### EXCERPT PROVIDED
□ □ □ □
The Secrets of the St Lawrence

The Secrets of the St. Lawrence (PDF; 1.79 MB)

The St Lawrence is one of the largest airways in the world. The large air masses that generally cross the continent from West to East also travel the St Lawrence.

If you consider that both water and air masses literally hug the ground and follow all its contours and surfaces, it's easy to understand just how much variety there can be in wind and sea conditions.

In both cases, you must understand how they will behave in different situations. But the water forms a screen that hides its secrets, and the air, well, it's simply invisible!

For mariners, the wind is all important. And that wind is the result of shifting air masses, rising warm air currents and incoming cold air currents, as they rush up against, around and down obstacles.

The 6 dimensions

Every mariner must be aware of what there is to the left, the right, behind, in front, under the water and in the sky. It's a 6-dimensional environment!

And like truckers, seasoned mariners can tell from the sea and sky where the weather conditions are generally better or worse.

They have learned some of the sea's secrets by penetrating the mysteries of its bays and capes.

The trio

For safe and pleasant sailing, you need:

  • to know the wind and sea conditions
  • to have the most up-to-date marine charts and sailing directions available
  • to pay attention to the most recent weather forecasts

A sailboat is sailing near the coast on a cloudy day.
□ □ □ □
### ENTRIES
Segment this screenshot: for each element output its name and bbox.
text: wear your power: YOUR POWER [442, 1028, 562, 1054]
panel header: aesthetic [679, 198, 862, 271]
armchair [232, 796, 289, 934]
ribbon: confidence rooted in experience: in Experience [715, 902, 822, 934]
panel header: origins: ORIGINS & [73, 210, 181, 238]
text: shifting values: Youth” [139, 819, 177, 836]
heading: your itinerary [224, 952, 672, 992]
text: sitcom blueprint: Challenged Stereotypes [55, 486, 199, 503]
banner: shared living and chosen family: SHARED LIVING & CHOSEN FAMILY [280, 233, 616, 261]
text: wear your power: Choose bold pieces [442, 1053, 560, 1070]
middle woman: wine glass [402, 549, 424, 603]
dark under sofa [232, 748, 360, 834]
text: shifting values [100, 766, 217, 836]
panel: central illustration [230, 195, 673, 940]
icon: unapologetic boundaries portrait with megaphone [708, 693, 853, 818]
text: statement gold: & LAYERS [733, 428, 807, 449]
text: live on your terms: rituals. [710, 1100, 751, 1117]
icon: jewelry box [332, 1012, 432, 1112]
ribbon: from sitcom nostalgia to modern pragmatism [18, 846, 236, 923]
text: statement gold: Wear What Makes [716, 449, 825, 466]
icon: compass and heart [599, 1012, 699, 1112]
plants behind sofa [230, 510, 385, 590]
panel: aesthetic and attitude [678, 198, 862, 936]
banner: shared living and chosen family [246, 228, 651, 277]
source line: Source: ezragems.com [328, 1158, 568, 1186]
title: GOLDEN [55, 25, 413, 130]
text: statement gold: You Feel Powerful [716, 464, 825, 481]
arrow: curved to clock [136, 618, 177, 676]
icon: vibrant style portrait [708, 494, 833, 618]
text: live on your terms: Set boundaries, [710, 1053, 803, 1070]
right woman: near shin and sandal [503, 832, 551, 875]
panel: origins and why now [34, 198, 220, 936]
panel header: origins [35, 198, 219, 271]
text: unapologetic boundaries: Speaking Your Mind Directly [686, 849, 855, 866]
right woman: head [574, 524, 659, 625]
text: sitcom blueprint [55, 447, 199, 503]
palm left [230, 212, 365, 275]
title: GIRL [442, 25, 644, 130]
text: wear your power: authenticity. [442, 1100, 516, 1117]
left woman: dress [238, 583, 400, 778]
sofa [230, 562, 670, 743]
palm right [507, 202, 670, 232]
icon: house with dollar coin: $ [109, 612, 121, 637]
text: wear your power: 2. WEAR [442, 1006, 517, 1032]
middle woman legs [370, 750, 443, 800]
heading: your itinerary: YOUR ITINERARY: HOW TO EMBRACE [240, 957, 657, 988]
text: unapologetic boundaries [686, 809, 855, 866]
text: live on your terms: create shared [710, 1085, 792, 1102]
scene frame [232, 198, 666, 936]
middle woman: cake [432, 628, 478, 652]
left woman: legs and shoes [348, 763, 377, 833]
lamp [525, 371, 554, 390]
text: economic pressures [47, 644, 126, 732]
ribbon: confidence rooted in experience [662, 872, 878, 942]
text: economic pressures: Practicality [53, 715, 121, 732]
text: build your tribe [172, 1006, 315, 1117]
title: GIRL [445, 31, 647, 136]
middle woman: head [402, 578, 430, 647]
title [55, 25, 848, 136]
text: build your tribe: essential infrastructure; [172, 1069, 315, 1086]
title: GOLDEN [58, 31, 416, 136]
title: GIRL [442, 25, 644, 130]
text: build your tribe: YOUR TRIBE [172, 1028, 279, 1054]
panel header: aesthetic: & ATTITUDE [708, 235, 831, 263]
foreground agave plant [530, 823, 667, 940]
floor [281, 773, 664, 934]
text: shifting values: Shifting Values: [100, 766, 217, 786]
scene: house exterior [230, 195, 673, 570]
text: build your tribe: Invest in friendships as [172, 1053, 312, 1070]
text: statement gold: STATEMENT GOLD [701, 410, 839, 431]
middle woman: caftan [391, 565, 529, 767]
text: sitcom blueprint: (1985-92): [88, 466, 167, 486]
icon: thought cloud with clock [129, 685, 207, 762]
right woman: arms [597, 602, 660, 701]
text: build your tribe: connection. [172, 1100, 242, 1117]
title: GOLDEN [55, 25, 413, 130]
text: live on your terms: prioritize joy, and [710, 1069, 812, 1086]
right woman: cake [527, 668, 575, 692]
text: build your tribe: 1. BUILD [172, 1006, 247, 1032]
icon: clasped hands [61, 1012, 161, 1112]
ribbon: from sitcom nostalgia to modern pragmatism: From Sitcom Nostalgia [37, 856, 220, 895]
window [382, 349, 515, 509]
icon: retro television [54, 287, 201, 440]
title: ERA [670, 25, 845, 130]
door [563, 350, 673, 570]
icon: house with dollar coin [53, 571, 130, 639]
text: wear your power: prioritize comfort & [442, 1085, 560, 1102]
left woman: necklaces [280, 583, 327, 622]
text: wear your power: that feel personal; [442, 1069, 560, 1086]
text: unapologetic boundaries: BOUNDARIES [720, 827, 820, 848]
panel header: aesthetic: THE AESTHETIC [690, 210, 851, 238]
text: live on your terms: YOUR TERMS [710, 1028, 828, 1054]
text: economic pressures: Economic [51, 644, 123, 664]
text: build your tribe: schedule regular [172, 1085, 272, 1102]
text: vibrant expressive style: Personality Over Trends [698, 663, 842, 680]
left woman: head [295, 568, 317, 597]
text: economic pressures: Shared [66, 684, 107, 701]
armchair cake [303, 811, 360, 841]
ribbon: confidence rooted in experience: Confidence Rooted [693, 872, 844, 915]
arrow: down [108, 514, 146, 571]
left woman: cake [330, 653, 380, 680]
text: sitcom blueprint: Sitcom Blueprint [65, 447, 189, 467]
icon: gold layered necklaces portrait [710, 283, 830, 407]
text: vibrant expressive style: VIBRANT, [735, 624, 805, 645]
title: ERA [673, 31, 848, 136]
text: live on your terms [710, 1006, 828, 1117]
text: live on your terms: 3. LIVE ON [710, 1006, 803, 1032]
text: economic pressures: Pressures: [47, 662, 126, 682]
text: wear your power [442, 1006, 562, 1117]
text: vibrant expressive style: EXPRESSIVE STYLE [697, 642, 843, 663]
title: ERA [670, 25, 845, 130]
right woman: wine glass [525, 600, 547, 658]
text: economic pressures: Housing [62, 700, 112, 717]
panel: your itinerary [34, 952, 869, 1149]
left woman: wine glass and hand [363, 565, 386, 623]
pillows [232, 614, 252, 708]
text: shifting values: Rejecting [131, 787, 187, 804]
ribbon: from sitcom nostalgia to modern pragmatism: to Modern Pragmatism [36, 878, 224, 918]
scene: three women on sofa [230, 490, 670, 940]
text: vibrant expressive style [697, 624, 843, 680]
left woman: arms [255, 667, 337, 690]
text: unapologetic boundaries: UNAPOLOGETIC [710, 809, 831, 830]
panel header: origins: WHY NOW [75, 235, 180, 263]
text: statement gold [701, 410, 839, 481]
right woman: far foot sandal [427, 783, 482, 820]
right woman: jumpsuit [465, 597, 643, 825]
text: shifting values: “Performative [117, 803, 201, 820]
□ □ □ □
### AIM
Answer these from the excerpt on the St. Lawrence:
1. In which direction do the large air masses generally cross the continent?
2. What six directions must every mariner be aware of?
3. What three things does the section "The trio" list as needed for safe and pleasant sailing?

### RESULT BELOW
1. From West to East.
2. The left, the right, behind, in front, under the water and in the sky.
3. Knowing the wind and sea conditions, having the most up-to-date marine charts and sailing directions available, and paying attention to the most recent weather forecasts.